#### [Task goal]
Find the word "JSON" in the listing; pull out each line holding it.

****************************************

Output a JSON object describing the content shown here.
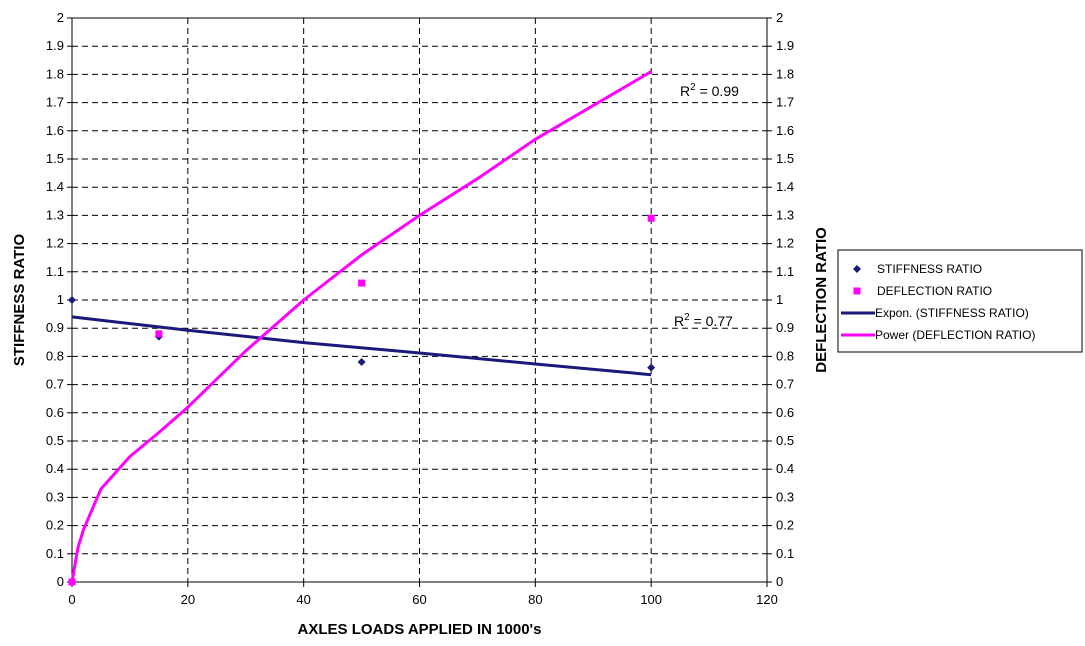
{
  "chart_data": {
    "type": "scatter",
    "title": "",
    "xlabel": "AXLES LOADS APPLIED IN 1000's",
    "ylabel_left": "STIFFNESS RATIO",
    "ylabel_right": "DEFLECTION RATIO",
    "xlim": [
      0,
      120
    ],
    "ylim": [
      0,
      2
    ],
    "x_ticks": [
      0,
      20,
      40,
      60,
      80,
      100,
      120
    ],
    "y_ticks": [
      0,
      0.1,
      0.2,
      0.3,
      0.4,
      0.5,
      0.6,
      0.7,
      0.8,
      0.9,
      1,
      1.1,
      1.2,
      1.3,
      1.4,
      1.5,
      1.6,
      1.7,
      1.8,
      1.9,
      2
    ],
    "grid": true,
    "legend_position": "right",
    "series": [
      {
        "name": "STIFFNESS RATIO",
        "kind": "points",
        "marker": "diamond",
        "color": "#1a1a7a",
        "x": [
          0,
          15,
          50,
          100
        ],
        "y": [
          1.0,
          0.87,
          0.78,
          0.76
        ]
      },
      {
        "name": "DEFLECTION RATIO",
        "kind": "points",
        "marker": "square",
        "color": "#ff00ff",
        "x": [
          0,
          15,
          50,
          100
        ],
        "y": [
          0.0,
          0.88,
          1.06,
          1.29
        ]
      },
      {
        "name": "Expon. (STIFFNESS RATIO)",
        "kind": "trendline",
        "fit": "exponential",
        "color": "#1a1a7a",
        "x": [
          0,
          20,
          40,
          60,
          80,
          100
        ],
        "y": [
          0.94,
          0.893,
          0.849,
          0.812,
          0.773,
          0.735
        ]
      },
      {
        "name": "Power (DEFLECTION RATIO)",
        "kind": "trendline",
        "fit": "power",
        "color": "#ff00ff",
        "x": [
          0,
          1,
          2,
          5,
          10,
          15,
          20,
          30,
          40,
          50,
          60,
          70,
          80,
          90,
          100
        ],
        "y": [
          0,
          0.12,
          0.187,
          0.33,
          0.445,
          0.53,
          0.62,
          0.82,
          1.0,
          1.16,
          1.3,
          1.43,
          1.57,
          1.69,
          1.81
        ]
      }
    ],
    "annotations": [
      {
        "text_base": "R",
        "text_sup": "2",
        "text_rest": " = 0.99"
      },
      {
        "text_base": "R",
        "text_sup": "2",
        "text_rest": " = 0.77"
      }
    ]
  }
}
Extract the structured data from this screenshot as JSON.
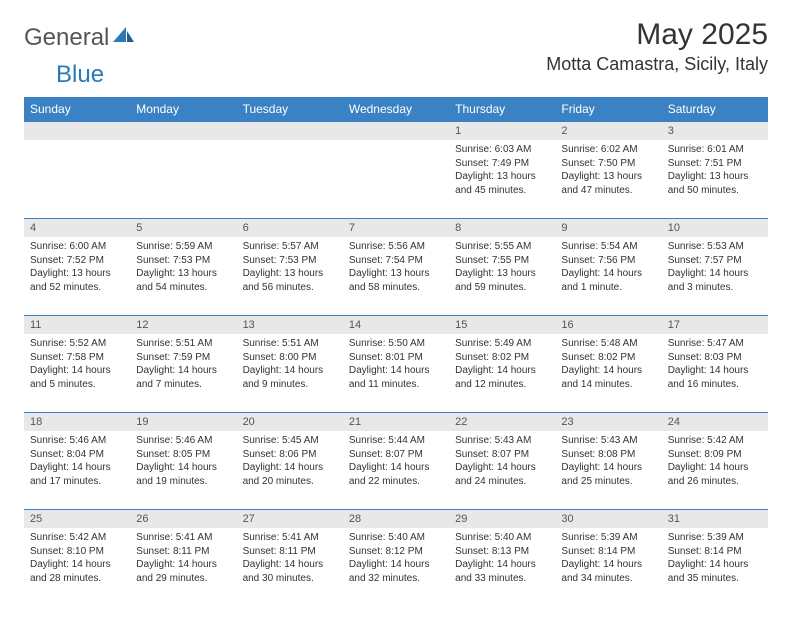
{
  "logo": {
    "text1": "General",
    "text2": "Blue"
  },
  "title": "May 2025",
  "location": "Motta Camastra, Sicily, Italy",
  "colors": {
    "header_bg": "#3a82c4",
    "header_text": "#ffffff",
    "daynum_bg": "#e8e8e8",
    "border": "#3a82c4",
    "text": "#333333",
    "logo_gray": "#555555",
    "logo_blue": "#2a7ab8",
    "page_bg": "#ffffff"
  },
  "day_names": [
    "Sunday",
    "Monday",
    "Tuesday",
    "Wednesday",
    "Thursday",
    "Friday",
    "Saturday"
  ],
  "weeks": [
    [
      null,
      null,
      null,
      null,
      {
        "n": "1",
        "sr": "Sunrise: 6:03 AM",
        "ss": "Sunset: 7:49 PM",
        "d1": "Daylight: 13 hours",
        "d2": "and 45 minutes."
      },
      {
        "n": "2",
        "sr": "Sunrise: 6:02 AM",
        "ss": "Sunset: 7:50 PM",
        "d1": "Daylight: 13 hours",
        "d2": "and 47 minutes."
      },
      {
        "n": "3",
        "sr": "Sunrise: 6:01 AM",
        "ss": "Sunset: 7:51 PM",
        "d1": "Daylight: 13 hours",
        "d2": "and 50 minutes."
      }
    ],
    [
      {
        "n": "4",
        "sr": "Sunrise: 6:00 AM",
        "ss": "Sunset: 7:52 PM",
        "d1": "Daylight: 13 hours",
        "d2": "and 52 minutes."
      },
      {
        "n": "5",
        "sr": "Sunrise: 5:59 AM",
        "ss": "Sunset: 7:53 PM",
        "d1": "Daylight: 13 hours",
        "d2": "and 54 minutes."
      },
      {
        "n": "6",
        "sr": "Sunrise: 5:57 AM",
        "ss": "Sunset: 7:53 PM",
        "d1": "Daylight: 13 hours",
        "d2": "and 56 minutes."
      },
      {
        "n": "7",
        "sr": "Sunrise: 5:56 AM",
        "ss": "Sunset: 7:54 PM",
        "d1": "Daylight: 13 hours",
        "d2": "and 58 minutes."
      },
      {
        "n": "8",
        "sr": "Sunrise: 5:55 AM",
        "ss": "Sunset: 7:55 PM",
        "d1": "Daylight: 13 hours",
        "d2": "and 59 minutes."
      },
      {
        "n": "9",
        "sr": "Sunrise: 5:54 AM",
        "ss": "Sunset: 7:56 PM",
        "d1": "Daylight: 14 hours",
        "d2": "and 1 minute."
      },
      {
        "n": "10",
        "sr": "Sunrise: 5:53 AM",
        "ss": "Sunset: 7:57 PM",
        "d1": "Daylight: 14 hours",
        "d2": "and 3 minutes."
      }
    ],
    [
      {
        "n": "11",
        "sr": "Sunrise: 5:52 AM",
        "ss": "Sunset: 7:58 PM",
        "d1": "Daylight: 14 hours",
        "d2": "and 5 minutes."
      },
      {
        "n": "12",
        "sr": "Sunrise: 5:51 AM",
        "ss": "Sunset: 7:59 PM",
        "d1": "Daylight: 14 hours",
        "d2": "and 7 minutes."
      },
      {
        "n": "13",
        "sr": "Sunrise: 5:51 AM",
        "ss": "Sunset: 8:00 PM",
        "d1": "Daylight: 14 hours",
        "d2": "and 9 minutes."
      },
      {
        "n": "14",
        "sr": "Sunrise: 5:50 AM",
        "ss": "Sunset: 8:01 PM",
        "d1": "Daylight: 14 hours",
        "d2": "and 11 minutes."
      },
      {
        "n": "15",
        "sr": "Sunrise: 5:49 AM",
        "ss": "Sunset: 8:02 PM",
        "d1": "Daylight: 14 hours",
        "d2": "and 12 minutes."
      },
      {
        "n": "16",
        "sr": "Sunrise: 5:48 AM",
        "ss": "Sunset: 8:02 PM",
        "d1": "Daylight: 14 hours",
        "d2": "and 14 minutes."
      },
      {
        "n": "17",
        "sr": "Sunrise: 5:47 AM",
        "ss": "Sunset: 8:03 PM",
        "d1": "Daylight: 14 hours",
        "d2": "and 16 minutes."
      }
    ],
    [
      {
        "n": "18",
        "sr": "Sunrise: 5:46 AM",
        "ss": "Sunset: 8:04 PM",
        "d1": "Daylight: 14 hours",
        "d2": "and 17 minutes."
      },
      {
        "n": "19",
        "sr": "Sunrise: 5:46 AM",
        "ss": "Sunset: 8:05 PM",
        "d1": "Daylight: 14 hours",
        "d2": "and 19 minutes."
      },
      {
        "n": "20",
        "sr": "Sunrise: 5:45 AM",
        "ss": "Sunset: 8:06 PM",
        "d1": "Daylight: 14 hours",
        "d2": "and 20 minutes."
      },
      {
        "n": "21",
        "sr": "Sunrise: 5:44 AM",
        "ss": "Sunset: 8:07 PM",
        "d1": "Daylight: 14 hours",
        "d2": "and 22 minutes."
      },
      {
        "n": "22",
        "sr": "Sunrise: 5:43 AM",
        "ss": "Sunset: 8:07 PM",
        "d1": "Daylight: 14 hours",
        "d2": "and 24 minutes."
      },
      {
        "n": "23",
        "sr": "Sunrise: 5:43 AM",
        "ss": "Sunset: 8:08 PM",
        "d1": "Daylight: 14 hours",
        "d2": "and 25 minutes."
      },
      {
        "n": "24",
        "sr": "Sunrise: 5:42 AM",
        "ss": "Sunset: 8:09 PM",
        "d1": "Daylight: 14 hours",
        "d2": "and 26 minutes."
      }
    ],
    [
      {
        "n": "25",
        "sr": "Sunrise: 5:42 AM",
        "ss": "Sunset: 8:10 PM",
        "d1": "Daylight: 14 hours",
        "d2": "and 28 minutes."
      },
      {
        "n": "26",
        "sr": "Sunrise: 5:41 AM",
        "ss": "Sunset: 8:11 PM",
        "d1": "Daylight: 14 hours",
        "d2": "and 29 minutes."
      },
      {
        "n": "27",
        "sr": "Sunrise: 5:41 AM",
        "ss": "Sunset: 8:11 PM",
        "d1": "Daylight: 14 hours",
        "d2": "and 30 minutes."
      },
      {
        "n": "28",
        "sr": "Sunrise: 5:40 AM",
        "ss": "Sunset: 8:12 PM",
        "d1": "Daylight: 14 hours",
        "d2": "and 32 minutes."
      },
      {
        "n": "29",
        "sr": "Sunrise: 5:40 AM",
        "ss": "Sunset: 8:13 PM",
        "d1": "Daylight: 14 hours",
        "d2": "and 33 minutes."
      },
      {
        "n": "30",
        "sr": "Sunrise: 5:39 AM",
        "ss": "Sunset: 8:14 PM",
        "d1": "Daylight: 14 hours",
        "d2": "and 34 minutes."
      },
      {
        "n": "31",
        "sr": "Sunrise: 5:39 AM",
        "ss": "Sunset: 8:14 PM",
        "d1": "Daylight: 14 hours",
        "d2": "and 35 minutes."
      }
    ]
  ]
}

****************************************

#### [Answer to the exercise]
Output a JSON object describing the content shown here.
Extract the structured data from this screenshot as JSON.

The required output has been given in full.